## [RECORDS FOR THE EXERCISE]
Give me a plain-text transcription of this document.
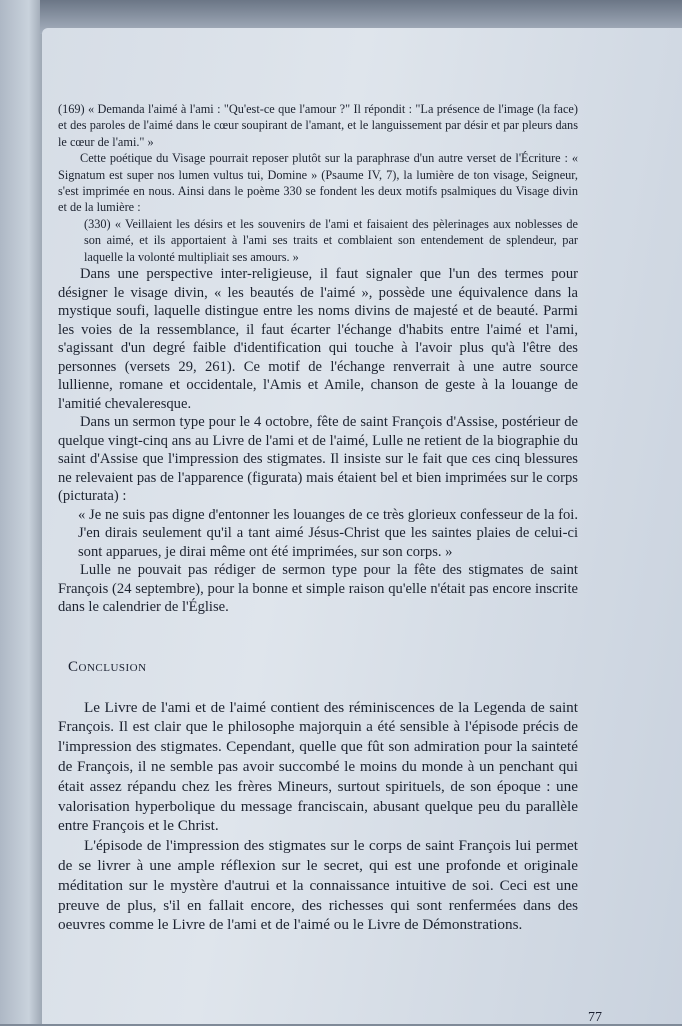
(169) « Demanda l'aimé à l'ami : "Qu'est-ce que l'amour ?" Il répondit : "La présence de l'image (la face) et des paroles de l'aimé dans le cœur soupirant de l'amant, et le languissement par désir et par pleurs dans le cœur de l'ami." »

Cette poétique du Visage pourrait reposer plutôt sur la paraphrase d'un autre verset de l'Écriture : « Signatum est super nos lumen vultus tui, Domine » (Psaume IV, 7), la lumière de ton visage, Seigneur, s'est imprimée en nous. Ainsi dans le poème 330 se fondent les deux motifs psalmiques du Visage divin et de la lumière :

(330) « Veillaient les désirs et les souvenirs de l'ami et faisaient des pèlerinages aux noblesses de son aimé, et ils apportaient à l'ami ses traits et comblaient son entendement de splendeur, par laquelle la volonté multipliait ses amours. »

Dans une perspective inter-religieuse, il faut signaler que l'un des termes pour désigner le visage divin, « les beautés de l'aimé », possède une équivalence dans la mystique soufi, laquelle distingue entre les noms divins de majesté et de beauté. Parmi les voies de la ressemblance, il faut écarter l'échange d'habits entre l'aimé et l'ami, s'agissant d'un degré faible d'identification qui touche à l'avoir plus qu'à l'être des personnes (versets 29, 261). Ce motif de l'échange renverrait à une autre source lullienne, romane et occidentale, l'Amis et Amile, chanson de geste à la louange de l'amitié chevaleresque.

Dans un sermon type pour le 4 octobre, fête de saint François d'Assise, postérieur de quelque vingt-cinq ans au Livre de l'ami et de l'aimé, Lulle ne retient de la biographie du saint d'Assise que l'impression des stigmates. Il insiste sur le fait que ces cinq blessures ne relevaient pas de l'apparence (figurata) mais étaient bel et bien imprimées sur le corps (picturata) :

« Je ne suis pas digne d'entonner les louanges de ce très glorieux confesseur de la foi. J'en dirais seulement qu'il a tant aimé Jésus-Christ que les saintes plaies de celui-ci sont apparues, je dirai même ont été imprimées, sur son corps. »

Lulle ne pouvait pas rédiger de sermon type pour la fête des stigmates de saint François (24 septembre), pour la bonne et simple raison qu'elle n'était pas encore inscrite dans le calendrier de l'Église.

Conclusion

Le Livre de l'ami et de l'aimé contient des réminiscences de la Legenda de saint François. Il est clair que le philosophe majorquin a été sensible à l'épisode précis de l'impression des stigmates. Cependant, quelle que fût son admiration pour la sainteté de François, il ne semble pas avoir succombé le moins du monde à un penchant qui était assez répandu chez les frères Mineurs, surtout spirituels, de son époque : une valorisation hyperbolique du message franciscain, abusant quelque peu du parallèle entre François et le Christ.

L'épisode de l'impression des stigmates sur le corps de saint François lui permet de se livrer à une ample réflexion sur le secret, qui est une profonde et originale méditation sur le mystère d'autrui et la connaissance intuitive de soi. Ceci est une preuve de plus, s'il en fallait encore, des richesses qui sont renfermées dans des oeuvres comme le Livre de l'ami et de l'aimé ou le Livre de Démonstrations.

77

## [TASK DIRECTIONS]
Output, exactly, all the records above; include no pictures.

## [FULL RESPONSE]
Give me a plain-text transcription of this document.
(169) « Demanda l'aimé à l'ami : "Qu'est-ce que l'amour ?" Il répondit : "La présence de l'image (la face) et des paroles de l'aimé dans le cœur soupirant de l'amant, et le languissement par désir et par pleurs dans le cœur de l'ami." »

Cette poétique du Visage pourrait reposer plutôt sur la paraphrase d'un autre verset de l'Écriture : « Signatum est super nos lumen vultus tui, Domine » (Psaume IV, 7), la lumière de ton visage, Seigneur, s'est imprimée en nous. Ainsi dans le poème 330 se fondent les deux motifs psalmiques du Visage divin et de la lumière :

(330) « Veillaient les désirs et les souvenirs de l'ami et faisaient des pèlerinages aux noblesses de son aimé, et ils apportaient à l'ami ses traits et comblaient son entendement de splendeur, par laquelle la volonté multipliait ses amours. »

Dans une perspective inter-religieuse, il faut signaler que l'un des termes pour désigner le visage divin, « les beautés de l'aimé », possède une équivalence dans la mystique soufi, laquelle distingue entre les noms divins de majesté et de beauté. Parmi les voies de la ressemblance, il faut écarter l'échange d'habits entre l'aimé et l'ami, s'agissant d'un degré faible d'identification qui touche à l'avoir plus qu'à l'être des personnes (versets 29, 261). Ce motif de l'échange renverrait à une autre source lullienne, romane et occidentale, l'Amis et Amile, chanson de geste à la louange de l'amitié chevaleresque.

Dans un sermon type pour le 4 octobre, fête de saint François d'Assise, postérieur de quelque vingt-cinq ans au Livre de l'ami et de l'aimé, Lulle ne retient de la biographie du saint d'Assise que l'impression des stigmates. Il insiste sur le fait que ces cinq blessures ne relevaient pas de l'apparence (figurata) mais étaient bel et bien imprimées sur le corps (picturata) :

« Je ne suis pas digne d'entonner les louanges de ce très glorieux confesseur de la foi. J'en dirais seulement qu'il a tant aimé Jésus-Christ que les saintes plaies de celui-ci sont apparues, je dirai même ont été imprimées, sur son corps. »

Lulle ne pouvait pas rédiger de sermon type pour la fête des stigmates de saint François (24 septembre), pour la bonne et simple raison qu'elle n'était pas encore inscrite dans le calendrier de l'Église.

Conclusion

Le Livre de l'ami et de l'aimé contient des réminiscences de la Legenda de saint François. Il est clair que le philosophe majorquin a été sensible à l'épisode précis de l'impression des stigmates. Cependant, quelle que fût son admiration pour la sainteté de François, il ne semble pas avoir succombé le moins du monde à un penchant qui était assez répandu chez les frères Mineurs, surtout spirituels, de son époque : une valorisation hyperbolique du message franciscain, abusant quelque peu du parallèle entre François et le Christ.

L'épisode de l'impression des stigmates sur le corps de saint François lui permet de se livrer à une ample réflexion sur le secret, qui est une profonde et originale méditation sur le mystère d'autrui et la connaissance intuitive de soi. Ceci est une preuve de plus, s'il en fallait encore, des richesses qui sont renfermées dans des oeuvres comme le Livre de l'ami et de l'aimé ou le Livre de Démonstrations.

77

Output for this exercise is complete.